>> BEGIN GIVEN ENTRIES

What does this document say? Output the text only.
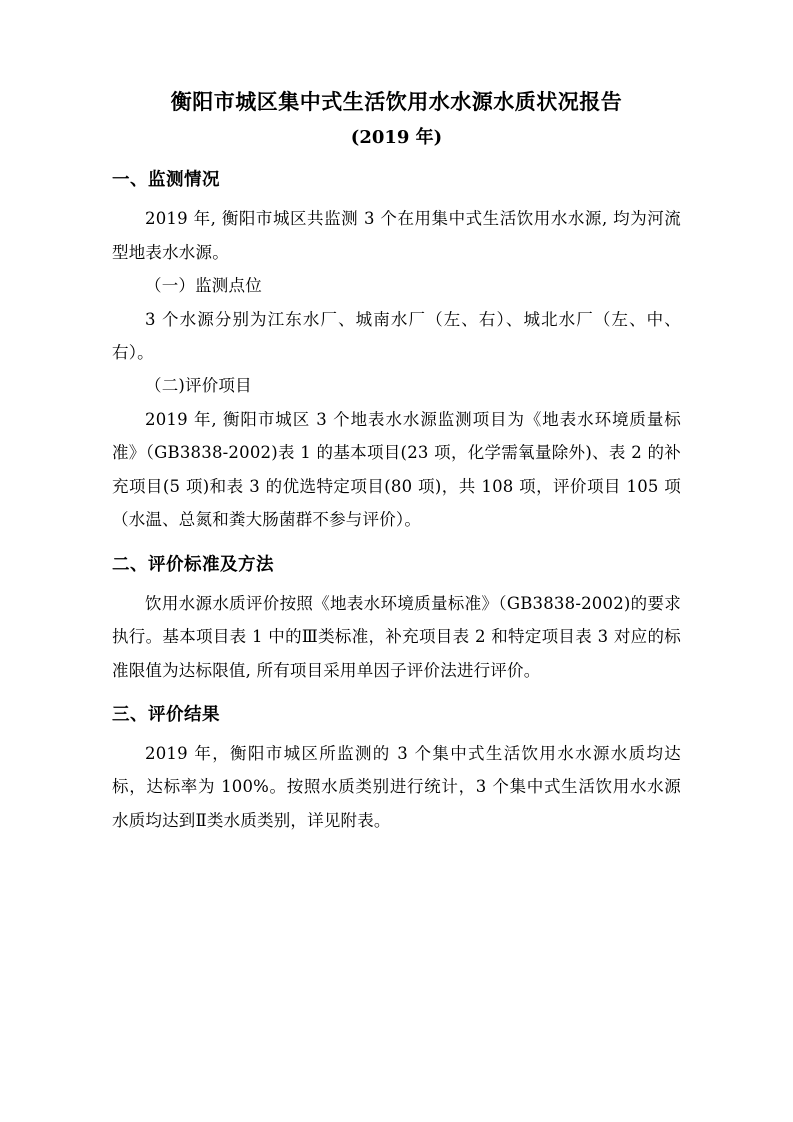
衡阳市城区集中式生活饮用水水源水质状况报告
(2019 年)
一、监测情况

2019 年, 衡阳市城区共监测 3 个在用集中式生活饮用水水源, 均为河流型地表水水源。

（一）监测点位

3 个水源分别为江东水厂、城南水厂（左、右）、城北水厂（左、中、右）。

（二)评价项目

2019 年, 衡阳市城区 3 个地表水水源监测项目为《地表水环境质量标准》（GB3838-2002)表 1 的基本项目(23 项，化学需氧量除外)、表 2 的补充项目(5 项)和表 3 的优选特定项目(80 项)，共 108 项，评价项目 105 项（水温、总氮和粪大肠菌群不参与评价）。

二、评价标准及方法

饮用水源水质评价按照《地表水环境质量标准》（GB3838-2002)的要求执行。基本项目表 1 中的Ⅲ类标准，补充项目表 2 和特定项目表 3 对应的标准限值为达标限值, 所有项目采用单因子评价法进行评价。

三、评价结果

2019 年，衡阳市城区所监测的 3 个集中式生活饮用水水源水质均达标，达标率为 100%。按照水质类别进行统计，3 个集中式生活饮用水水源水质均达到Ⅱ类水质类别，详见附表。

>> END GIVEN ENTRIES

* OBJECTIVE *
Pictures are to be left out; all else in the entries above is to be quoted exactly.

* WRITTEN ANSWER *
What does this document say? Output the text only.
衡阳市城区集中式生活饮用水水源水质状况报告
(2019 年)
一、监测情况

2019 年, 衡阳市城区共监测 3 个在用集中式生活饮用水水源, 均为河流型地表水水源。

（一）监测点位

3 个水源分别为江东水厂、城南水厂（左、右）、城北水厂（左、中、右）。

（二)评价项目

2019 年, 衡阳市城区 3 个地表水水源监测项目为《地表水环境质量标准》（GB3838-2002)表 1 的基本项目(23 项，化学需氧量除外)、表 2 的补充项目(5 项)和表 3 的优选特定项目(80 项)，共 108 项，评价项目 105 项（水温、总氮和粪大肠菌群不参与评价）。

二、评价标准及方法

饮用水源水质评价按照《地表水环境质量标准》（GB3838-2002)的要求执行。基本项目表 1 中的Ⅲ类标准，补充项目表 2 和特定项目表 3 对应的标准限值为达标限值, 所有项目采用单因子评价法进行评价。

三、评价结果

2019 年，衡阳市城区所监测的 3 个集中式生活饮用水水源水质均达标，达标率为 100%。按照水质类别进行统计，3 个集中式生活饮用水水源水质均达到Ⅱ类水质类别，详见附表。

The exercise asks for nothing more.